> [WRITTEN TASK]
Can you update the material from the line with "enumerate the UI" to the line with "main-role-clear-icon[interactable]: ×: [342, 199, 354, 216]" by putting "glyph" wherever "icon" appears, changing nothing else and returning only those lines?

Records from a dataset:
|---|

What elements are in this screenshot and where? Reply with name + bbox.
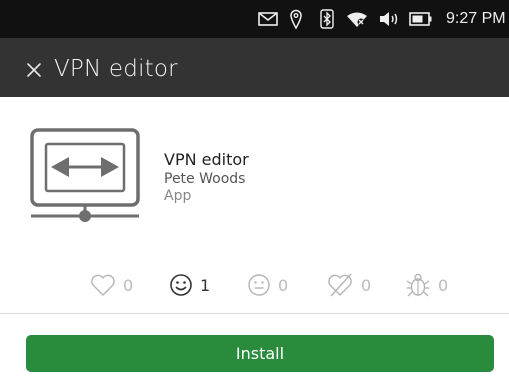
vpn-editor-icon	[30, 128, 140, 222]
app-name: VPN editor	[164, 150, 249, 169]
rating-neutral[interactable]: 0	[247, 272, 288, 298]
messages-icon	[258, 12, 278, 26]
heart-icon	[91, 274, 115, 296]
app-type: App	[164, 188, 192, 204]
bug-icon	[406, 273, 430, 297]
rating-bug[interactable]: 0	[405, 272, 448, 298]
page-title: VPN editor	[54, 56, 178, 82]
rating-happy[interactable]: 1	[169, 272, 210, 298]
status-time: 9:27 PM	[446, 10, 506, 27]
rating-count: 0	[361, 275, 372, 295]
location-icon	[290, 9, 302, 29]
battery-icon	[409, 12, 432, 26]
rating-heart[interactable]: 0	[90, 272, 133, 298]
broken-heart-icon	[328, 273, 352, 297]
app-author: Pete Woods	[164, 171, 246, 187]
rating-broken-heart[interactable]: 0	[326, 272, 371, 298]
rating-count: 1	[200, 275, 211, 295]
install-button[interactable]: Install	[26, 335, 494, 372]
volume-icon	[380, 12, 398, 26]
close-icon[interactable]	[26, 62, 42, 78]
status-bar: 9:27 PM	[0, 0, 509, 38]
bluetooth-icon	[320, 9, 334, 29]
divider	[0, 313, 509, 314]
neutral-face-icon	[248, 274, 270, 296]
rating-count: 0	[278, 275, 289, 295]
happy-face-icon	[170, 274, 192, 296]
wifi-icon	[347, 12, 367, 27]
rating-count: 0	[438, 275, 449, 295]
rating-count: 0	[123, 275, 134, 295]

|---|

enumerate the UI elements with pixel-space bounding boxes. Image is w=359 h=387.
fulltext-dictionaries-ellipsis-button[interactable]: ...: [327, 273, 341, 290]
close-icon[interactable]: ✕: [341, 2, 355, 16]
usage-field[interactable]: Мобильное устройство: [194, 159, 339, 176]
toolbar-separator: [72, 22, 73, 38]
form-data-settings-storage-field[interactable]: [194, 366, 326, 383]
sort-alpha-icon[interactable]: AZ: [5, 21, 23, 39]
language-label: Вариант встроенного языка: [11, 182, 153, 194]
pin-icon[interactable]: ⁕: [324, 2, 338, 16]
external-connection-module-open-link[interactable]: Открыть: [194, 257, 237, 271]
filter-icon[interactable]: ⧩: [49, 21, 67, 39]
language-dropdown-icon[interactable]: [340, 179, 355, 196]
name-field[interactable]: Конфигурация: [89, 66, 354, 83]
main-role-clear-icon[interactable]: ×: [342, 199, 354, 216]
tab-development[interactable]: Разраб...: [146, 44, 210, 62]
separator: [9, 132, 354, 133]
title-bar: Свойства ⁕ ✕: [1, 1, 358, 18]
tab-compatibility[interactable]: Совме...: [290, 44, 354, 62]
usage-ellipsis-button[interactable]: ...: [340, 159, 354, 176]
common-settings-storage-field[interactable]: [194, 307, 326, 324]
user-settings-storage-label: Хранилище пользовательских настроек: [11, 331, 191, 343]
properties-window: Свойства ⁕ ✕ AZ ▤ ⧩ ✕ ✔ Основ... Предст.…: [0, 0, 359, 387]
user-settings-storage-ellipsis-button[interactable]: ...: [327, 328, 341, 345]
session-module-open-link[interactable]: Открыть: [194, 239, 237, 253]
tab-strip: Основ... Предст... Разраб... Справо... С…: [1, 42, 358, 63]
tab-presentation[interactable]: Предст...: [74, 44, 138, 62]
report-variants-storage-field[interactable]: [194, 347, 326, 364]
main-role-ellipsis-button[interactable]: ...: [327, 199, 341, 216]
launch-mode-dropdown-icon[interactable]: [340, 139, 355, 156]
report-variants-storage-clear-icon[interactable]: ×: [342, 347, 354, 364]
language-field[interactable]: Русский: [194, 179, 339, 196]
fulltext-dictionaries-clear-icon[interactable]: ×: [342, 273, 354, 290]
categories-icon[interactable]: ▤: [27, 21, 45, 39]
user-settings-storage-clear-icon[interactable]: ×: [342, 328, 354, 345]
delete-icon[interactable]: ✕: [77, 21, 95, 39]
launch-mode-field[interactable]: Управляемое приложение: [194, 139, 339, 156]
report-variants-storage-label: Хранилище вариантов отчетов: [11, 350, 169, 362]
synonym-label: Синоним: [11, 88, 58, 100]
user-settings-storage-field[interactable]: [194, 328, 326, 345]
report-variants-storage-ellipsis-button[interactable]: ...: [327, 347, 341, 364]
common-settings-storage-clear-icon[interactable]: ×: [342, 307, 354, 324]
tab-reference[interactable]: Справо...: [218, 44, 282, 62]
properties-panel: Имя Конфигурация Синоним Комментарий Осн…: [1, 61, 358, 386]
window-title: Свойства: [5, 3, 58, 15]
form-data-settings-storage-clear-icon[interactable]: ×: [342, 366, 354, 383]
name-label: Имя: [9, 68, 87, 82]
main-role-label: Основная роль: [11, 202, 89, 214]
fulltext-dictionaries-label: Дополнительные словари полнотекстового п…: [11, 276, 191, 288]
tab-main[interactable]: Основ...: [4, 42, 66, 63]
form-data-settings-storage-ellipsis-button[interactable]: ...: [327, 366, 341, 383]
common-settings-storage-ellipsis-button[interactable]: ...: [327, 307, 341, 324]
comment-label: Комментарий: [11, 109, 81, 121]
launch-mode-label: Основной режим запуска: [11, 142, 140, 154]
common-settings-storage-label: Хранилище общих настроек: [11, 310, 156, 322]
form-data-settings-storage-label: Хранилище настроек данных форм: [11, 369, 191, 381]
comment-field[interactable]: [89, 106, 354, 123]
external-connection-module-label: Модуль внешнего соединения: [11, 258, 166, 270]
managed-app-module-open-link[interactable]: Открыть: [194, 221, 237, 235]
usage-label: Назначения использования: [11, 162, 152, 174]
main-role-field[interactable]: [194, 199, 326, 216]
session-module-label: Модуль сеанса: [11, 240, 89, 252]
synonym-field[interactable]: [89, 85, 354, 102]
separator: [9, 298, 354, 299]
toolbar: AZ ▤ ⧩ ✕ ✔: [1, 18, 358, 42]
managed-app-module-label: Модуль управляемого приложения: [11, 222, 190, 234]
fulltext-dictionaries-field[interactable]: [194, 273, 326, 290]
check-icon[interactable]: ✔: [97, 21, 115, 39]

|---|

> [RESPONSE]
enumerate the UI elements with pixel-space bounding boxes. Image is w=359 h=387.
fulltext-dictionaries-ellipsis-button[interactable]: ...: [327, 273, 341, 290]
close-glyph[interactable]: ✕: [341, 2, 355, 16]
usage-field[interactable]: Мобильное устройство: [194, 159, 339, 176]
toolbar-separator: [72, 22, 73, 38]
form-data-settings-storage-field[interactable]: [194, 366, 326, 383]
sort-alpha-glyph[interactable]: AZ: [5, 21, 23, 39]
language-label: Вариант встроенного языка: [11, 182, 153, 194]
pin-glyph[interactable]: ⁕: [324, 2, 338, 16]
external-connection-module-open-link[interactable]: Открыть: [194, 257, 237, 271]
filter-glyph[interactable]: ⧩: [49, 21, 67, 39]
language-dropdown-glyph[interactable]: [340, 179, 355, 196]
name-field[interactable]: Конфигурация: [89, 66, 354, 83]
main-role-clear-glyph[interactable]: ×: [342, 199, 354, 216]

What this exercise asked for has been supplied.